[begin Listed entries]
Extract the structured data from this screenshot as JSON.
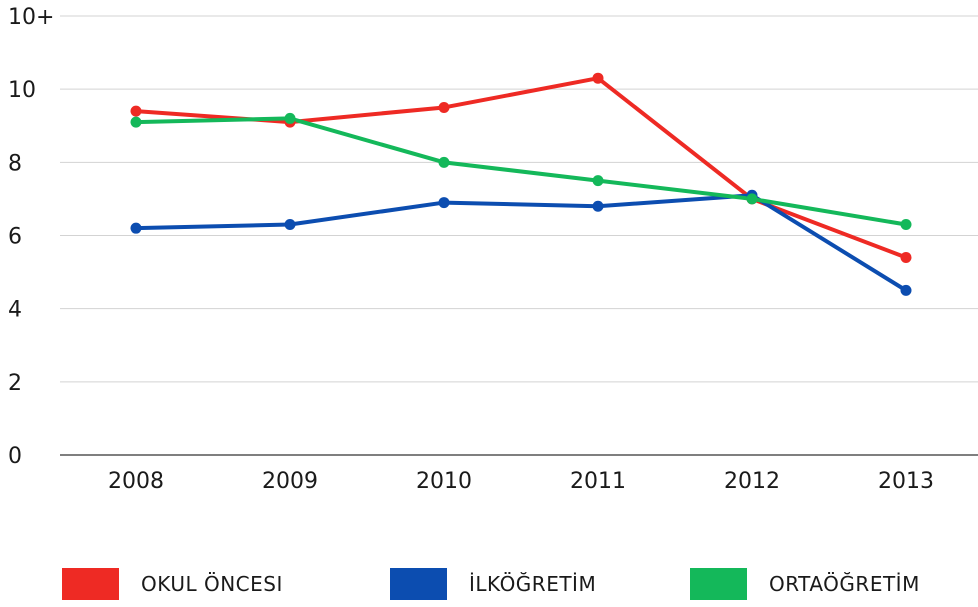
{
  "chart_data": {
    "type": "line",
    "categories": [
      "2008",
      "2009",
      "2010",
      "2011",
      "2012",
      "2013"
    ],
    "y_ticks": [
      "0",
      "2",
      "4",
      "6",
      "8",
      "10",
      "10+"
    ],
    "ylim": [
      0,
      12
    ],
    "grid": true,
    "legend_position": "bottom",
    "series": [
      {
        "name": "OKUL ÖNCESI",
        "color": "#ee2a24",
        "values": [
          9.4,
          9.1,
          9.5,
          10.3,
          7.0,
          5.4
        ]
      },
      {
        "name": "İLKÖĞRETİM",
        "color": "#0c4db0",
        "values": [
          6.2,
          6.3,
          6.9,
          6.8,
          7.1,
          4.5
        ]
      },
      {
        "name": "ORTAÖĞRETİM",
        "color": "#14b85a",
        "values": [
          9.1,
          9.2,
          8.0,
          7.5,
          7.0,
          6.3
        ]
      }
    ]
  }
}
[end Listed entries]
Work to complete | Output, exactly, all the records above; include no pictures.

Answer to this exercise |
Extract the structured data from this screenshot as JSON.
{
  "chart_data": {
    "type": "line",
    "categories": [
      "2008",
      "2009",
      "2010",
      "2011",
      "2012",
      "2013"
    ],
    "y_ticks": [
      "0",
      "2",
      "4",
      "6",
      "8",
      "10",
      "10+"
    ],
    "ylim": [
      0,
      12
    ],
    "grid": true,
    "legend_position": "bottom",
    "series": [
      {
        "name": "OKUL ÖNCESI",
        "color": "#ee2a24",
        "values": [
          9.4,
          9.1,
          9.5,
          10.3,
          7.0,
          5.4
        ]
      },
      {
        "name": "İLKÖĞRETİM",
        "color": "#0c4db0",
        "values": [
          6.2,
          6.3,
          6.9,
          6.8,
          7.1,
          4.5
        ]
      },
      {
        "name": "ORTAÖĞRETİM",
        "color": "#14b85a",
        "values": [
          9.1,
          9.2,
          8.0,
          7.5,
          7.0,
          6.3
        ]
      }
    ]
  }
}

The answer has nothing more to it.